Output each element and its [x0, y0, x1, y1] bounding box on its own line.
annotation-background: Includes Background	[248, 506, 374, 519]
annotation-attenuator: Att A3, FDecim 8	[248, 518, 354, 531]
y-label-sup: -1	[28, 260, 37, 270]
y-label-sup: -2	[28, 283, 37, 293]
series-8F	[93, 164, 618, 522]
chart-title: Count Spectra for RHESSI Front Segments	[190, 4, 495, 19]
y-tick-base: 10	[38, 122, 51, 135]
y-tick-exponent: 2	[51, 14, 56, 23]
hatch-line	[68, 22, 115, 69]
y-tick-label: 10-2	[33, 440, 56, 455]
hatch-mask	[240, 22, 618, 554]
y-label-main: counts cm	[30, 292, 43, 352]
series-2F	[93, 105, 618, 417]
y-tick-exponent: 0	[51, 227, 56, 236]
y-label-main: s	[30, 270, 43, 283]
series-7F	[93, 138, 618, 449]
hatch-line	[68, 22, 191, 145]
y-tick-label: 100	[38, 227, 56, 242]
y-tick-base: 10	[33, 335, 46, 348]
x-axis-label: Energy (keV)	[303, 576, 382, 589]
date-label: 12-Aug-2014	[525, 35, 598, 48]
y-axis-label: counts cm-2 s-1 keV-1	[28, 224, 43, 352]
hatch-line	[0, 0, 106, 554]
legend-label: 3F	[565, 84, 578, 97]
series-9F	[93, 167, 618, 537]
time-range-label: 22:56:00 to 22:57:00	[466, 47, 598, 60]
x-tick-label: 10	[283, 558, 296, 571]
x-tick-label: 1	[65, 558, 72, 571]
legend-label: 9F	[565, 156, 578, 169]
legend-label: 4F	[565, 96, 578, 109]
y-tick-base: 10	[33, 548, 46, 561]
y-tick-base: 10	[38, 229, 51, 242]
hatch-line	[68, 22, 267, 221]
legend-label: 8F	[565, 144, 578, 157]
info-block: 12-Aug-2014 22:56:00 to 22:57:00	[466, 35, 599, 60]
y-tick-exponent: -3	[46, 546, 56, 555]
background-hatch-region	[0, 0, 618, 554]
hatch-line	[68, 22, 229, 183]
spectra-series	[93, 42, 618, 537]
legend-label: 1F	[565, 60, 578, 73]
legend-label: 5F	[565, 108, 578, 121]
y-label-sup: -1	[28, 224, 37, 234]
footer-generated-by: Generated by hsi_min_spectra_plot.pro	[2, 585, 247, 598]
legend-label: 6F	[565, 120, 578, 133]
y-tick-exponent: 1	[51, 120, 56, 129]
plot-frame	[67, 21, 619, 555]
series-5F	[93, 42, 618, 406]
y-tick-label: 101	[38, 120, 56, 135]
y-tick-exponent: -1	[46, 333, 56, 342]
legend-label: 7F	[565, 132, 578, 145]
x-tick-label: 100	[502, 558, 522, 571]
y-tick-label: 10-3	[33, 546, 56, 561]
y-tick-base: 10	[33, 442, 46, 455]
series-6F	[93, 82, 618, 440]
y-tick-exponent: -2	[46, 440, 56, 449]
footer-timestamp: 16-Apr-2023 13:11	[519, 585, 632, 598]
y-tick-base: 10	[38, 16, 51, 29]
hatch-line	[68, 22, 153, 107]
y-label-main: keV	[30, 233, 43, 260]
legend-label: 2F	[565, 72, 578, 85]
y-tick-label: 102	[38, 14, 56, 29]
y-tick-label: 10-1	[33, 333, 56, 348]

課題: 記録の各行を、一字も変えずにそのまま書き写してください。

解答:
Output each element and its [x0, y0, x1, y1] bounding box on its own line.
annotation-background: Includes Background	[248, 506, 374, 519]
annotation-attenuator: Att A3, FDecim 8	[248, 518, 354, 531]
y-label-sup: -1	[28, 260, 37, 270]
y-label-sup: -2	[28, 283, 37, 293]
series-8F	[93, 164, 618, 522]
chart-title: Count Spectra for RHESSI Front Segments	[190, 4, 495, 19]
y-tick-base: 10	[38, 122, 51, 135]
y-tick-exponent: 2	[51, 14, 56, 23]
hatch-line	[68, 22, 115, 69]
y-tick-label: 10-2	[33, 440, 56, 455]
hatch-mask	[240, 22, 618, 554]
y-label-main: counts cm	[30, 292, 43, 352]
series-2F	[93, 105, 618, 417]
y-tick-exponent: 0	[51, 227, 56, 236]
y-label-main: s	[30, 270, 43, 283]
series-7F	[93, 138, 618, 449]
hatch-line	[68, 22, 191, 145]
y-tick-label: 100	[38, 227, 56, 242]
y-tick-base: 10	[33, 335, 46, 348]
x-axis-label: Energy (keV)	[303, 576, 382, 589]
date-label: 12-Aug-2014	[525, 35, 598, 48]
y-axis-label: counts cm-2 s-1 keV-1	[28, 224, 43, 352]
hatch-line	[0, 0, 106, 554]
legend-label: 3F	[565, 84, 578, 97]
series-9F	[93, 167, 618, 537]
time-range-label: 22:56:00 to 22:57:00	[466, 47, 598, 60]
x-tick-label: 10	[283, 558, 296, 571]
x-tick-label: 1	[65, 558, 72, 571]
legend-label: 9F	[565, 156, 578, 169]
legend-label: 4F	[565, 96, 578, 109]
y-tick-base: 10	[33, 548, 46, 561]
y-tick-base: 10	[38, 229, 51, 242]
hatch-line	[68, 22, 267, 221]
legend-label: 8F	[565, 144, 578, 157]
info-block: 12-Aug-2014 22:56:00 to 22:57:00	[466, 35, 599, 60]
y-tick-exponent: -3	[46, 546, 56, 555]
background-hatch-region	[0, 0, 618, 554]
hatch-line	[68, 22, 229, 183]
spectra-series	[93, 42, 618, 537]
legend-label: 1F	[565, 60, 578, 73]
legend-label: 5F	[565, 108, 578, 121]
y-label-sup: -1	[28, 224, 37, 234]
footer-generated-by: Generated by hsi_min_spectra_plot.pro	[2, 585, 247, 598]
legend-label: 6F	[565, 120, 578, 133]
y-tick-exponent: 1	[51, 120, 56, 129]
plot-frame	[67, 21, 619, 555]
series-5F	[93, 42, 618, 406]
y-tick-label: 101	[38, 120, 56, 135]
y-tick-exponent: -1	[46, 333, 56, 342]
legend-label: 7F	[565, 132, 578, 145]
x-tick-label: 100	[502, 558, 522, 571]
y-tick-label: 10-3	[33, 546, 56, 561]
y-tick-base: 10	[33, 442, 46, 455]
series-6F	[93, 82, 618, 440]
y-tick-exponent: -2	[46, 440, 56, 449]
footer-timestamp: 16-Apr-2023 13:11	[519, 585, 632, 598]
y-tick-base: 10	[38, 16, 51, 29]
hatch-line	[68, 22, 153, 107]
y-label-main: keV	[30, 233, 43, 260]
legend-label: 2F	[565, 72, 578, 85]
y-tick-label: 102	[38, 14, 56, 29]
y-tick-label: 10-1	[33, 333, 56, 348]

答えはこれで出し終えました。